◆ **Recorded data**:
════════

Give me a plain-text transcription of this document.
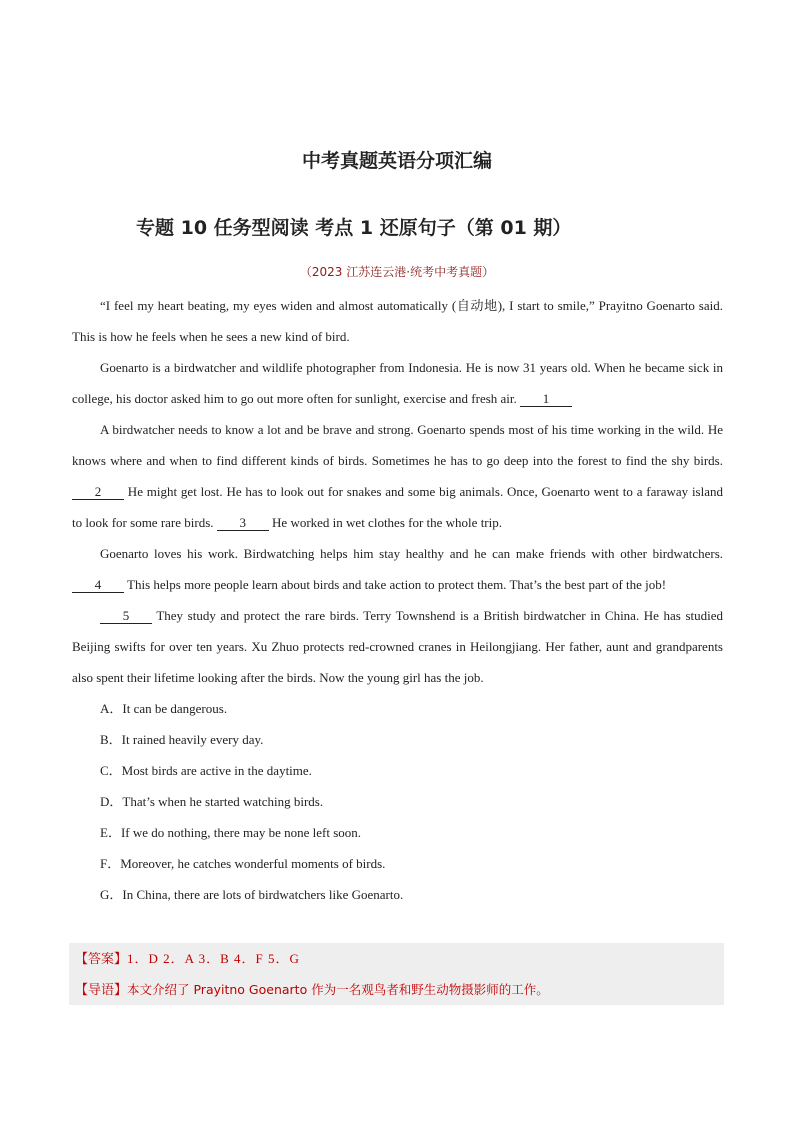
中考真题英语分项汇编
专题 10 任务型阅读 考点 1 还原句子（第 01 期）
（2023 江苏连云港·统考中考真题）

“I feel my heart beating, my eyes widen and almost automatically (自动地), I start to smile,” Prayitno Goenarto said. This is how he feels when he sees a new kind of bird.

Goenarto is a birdwatcher and wildlife photographer from Indonesia. He is now 31 years old. When he became sick in college, his doctor asked him to go out more often for sunlight, exercise and fresh air. 1

A birdwatcher needs to know a lot and be brave and strong. Goenarto spends most of his time working in the wild. He knows where and when to find different kinds of birds. Sometimes he has to go deep into the forest to find the shy birds. 2 He might get lost. He has to look out for snakes and some big animals. Once, Goenarto went to a faraway island to look for some rare birds. 3 He worked in wet clothes for the whole trip.

Goenarto loves his work. Birdwatching helps him stay healthy and he can make friends with other birdwatchers. 4 This helps more people learn about birds and take action to protect them. That’s the best part of the job!

5 They study and protect the rare birds. Terry Townshend is a British birdwatcher in China. He has studied Beijing swifts for over ten years. Xu Zhuo protects red-crowned cranes in Heilongjiang. Her father, aunt and grandparents also spent their lifetime looking after the birds. Now the young girl has the job.

A．It can be dangerous.
B．It rained heavily every day.
C．Most birds are active in the daytime.
D．That’s when he started watching birds.
E．If we do nothing, there may be none left soon.
F．Moreover, he catches wonderful moments of birds.
G．In China, there are lots of birdwatchers like Goenarto.
【答案】1．D 2．A 3．B 4．F 5．G
【导语】本文介绍了 Prayitno Goenarto 作为一名观鸟者和野生动物摄影师的工作。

════════

◆ **What this task involves**:
In this exercise, set down all of the data exactly, without the pictures.

◆ **The solution**:
Give me a plain-text transcription of this document.
中考真题英语分项汇编
专题 10 任务型阅读 考点 1 还原句子（第 01 期）
（2023 江苏连云港·统考中考真题）

“I feel my heart beating, my eyes widen and almost automatically (自动地), I start to smile,” Prayitno Goenarto said. This is how he feels when he sees a new kind of bird.

Goenarto is a birdwatcher and wildlife photographer from Indonesia. He is now 31 years old. When he became sick in college, his doctor asked him to go out more often for sunlight, exercise and fresh air. 1

A birdwatcher needs to know a lot and be brave and strong. Goenarto spends most of his time working in the wild. He knows where and when to find different kinds of birds. Sometimes he has to go deep into the forest to find the shy birds. 2 He might get lost. He has to look out for snakes and some big animals. Once, Goenarto went to a faraway island to look for some rare birds. 3 He worked in wet clothes for the whole trip.

Goenarto loves his work. Birdwatching helps him stay healthy and he can make friends with other birdwatchers. 4 This helps more people learn about birds and take action to protect them. That’s the best part of the job!

5 They study and protect the rare birds. Terry Townshend is a British birdwatcher in China. He has studied Beijing swifts for over ten years. Xu Zhuo protects red-crowned cranes in Heilongjiang. Her father, aunt and grandparents also spent their lifetime looking after the birds. Now the young girl has the job.

A．It can be dangerous.
B．It rained heavily every day.
C．Most birds are active in the daytime.
D．That’s when he started watching birds.
E．If we do nothing, there may be none left soon.
F．Moreover, he catches wonderful moments of birds.
G．In China, there are lots of birdwatchers like Goenarto.
【答案】1．D 2．A 3．B 4．F 5．G
【导语】本文介绍了 Prayitno Goenarto 作为一名观鸟者和野生动物摄影师的工作。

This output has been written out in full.